## BEGIN Data supplied
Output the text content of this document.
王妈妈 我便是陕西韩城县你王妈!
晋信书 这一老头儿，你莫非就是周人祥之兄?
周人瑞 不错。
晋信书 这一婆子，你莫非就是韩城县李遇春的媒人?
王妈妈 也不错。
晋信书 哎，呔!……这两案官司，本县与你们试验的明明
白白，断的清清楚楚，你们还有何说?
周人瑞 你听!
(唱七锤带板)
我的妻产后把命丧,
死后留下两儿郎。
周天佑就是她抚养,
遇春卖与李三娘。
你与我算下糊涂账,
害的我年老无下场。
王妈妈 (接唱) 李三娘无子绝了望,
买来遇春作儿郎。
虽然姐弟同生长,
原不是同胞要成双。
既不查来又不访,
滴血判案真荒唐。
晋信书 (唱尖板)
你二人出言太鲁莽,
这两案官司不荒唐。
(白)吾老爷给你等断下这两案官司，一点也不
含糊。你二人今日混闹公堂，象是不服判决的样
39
## END Data supplied
## BEGIN Data supplied
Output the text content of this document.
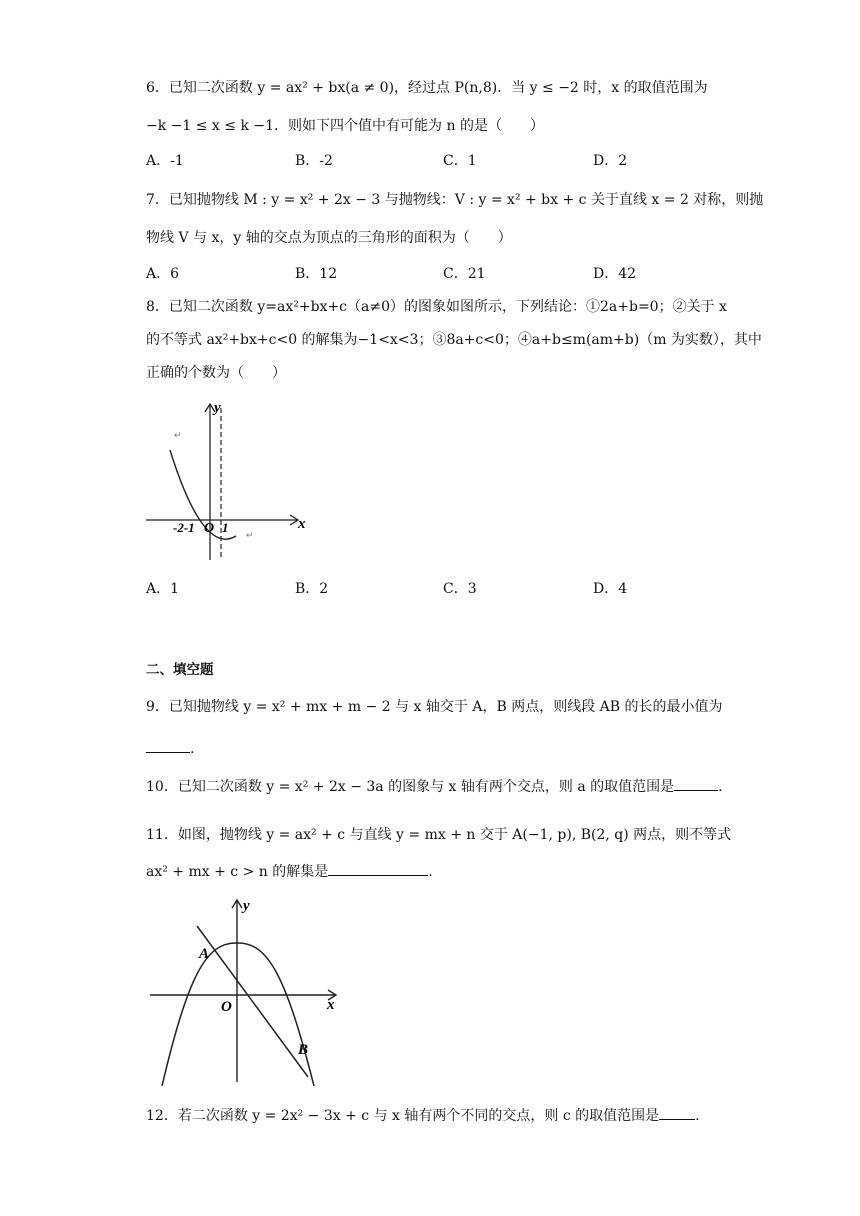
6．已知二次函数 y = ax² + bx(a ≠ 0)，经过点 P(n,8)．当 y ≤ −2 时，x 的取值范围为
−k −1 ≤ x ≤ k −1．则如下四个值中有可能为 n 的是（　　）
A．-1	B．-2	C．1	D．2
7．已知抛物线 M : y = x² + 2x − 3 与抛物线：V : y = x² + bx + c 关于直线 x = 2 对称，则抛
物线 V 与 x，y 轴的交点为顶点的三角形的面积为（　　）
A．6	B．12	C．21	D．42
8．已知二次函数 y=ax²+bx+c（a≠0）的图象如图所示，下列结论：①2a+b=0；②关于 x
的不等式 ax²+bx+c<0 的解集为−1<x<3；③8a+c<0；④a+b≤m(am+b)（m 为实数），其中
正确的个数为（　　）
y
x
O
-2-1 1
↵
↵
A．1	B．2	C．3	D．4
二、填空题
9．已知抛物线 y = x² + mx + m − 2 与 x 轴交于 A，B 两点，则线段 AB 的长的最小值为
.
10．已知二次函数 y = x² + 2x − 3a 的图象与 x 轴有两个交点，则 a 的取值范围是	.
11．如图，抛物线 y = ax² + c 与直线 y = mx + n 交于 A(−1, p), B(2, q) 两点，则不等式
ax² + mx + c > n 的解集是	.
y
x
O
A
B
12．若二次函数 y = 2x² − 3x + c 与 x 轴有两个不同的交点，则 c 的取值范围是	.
## END Data supplied
Task to complete: What is the number of lines in the listing that contain the string "已知抛物线"? Reply with that number alone.

Exercise response: 2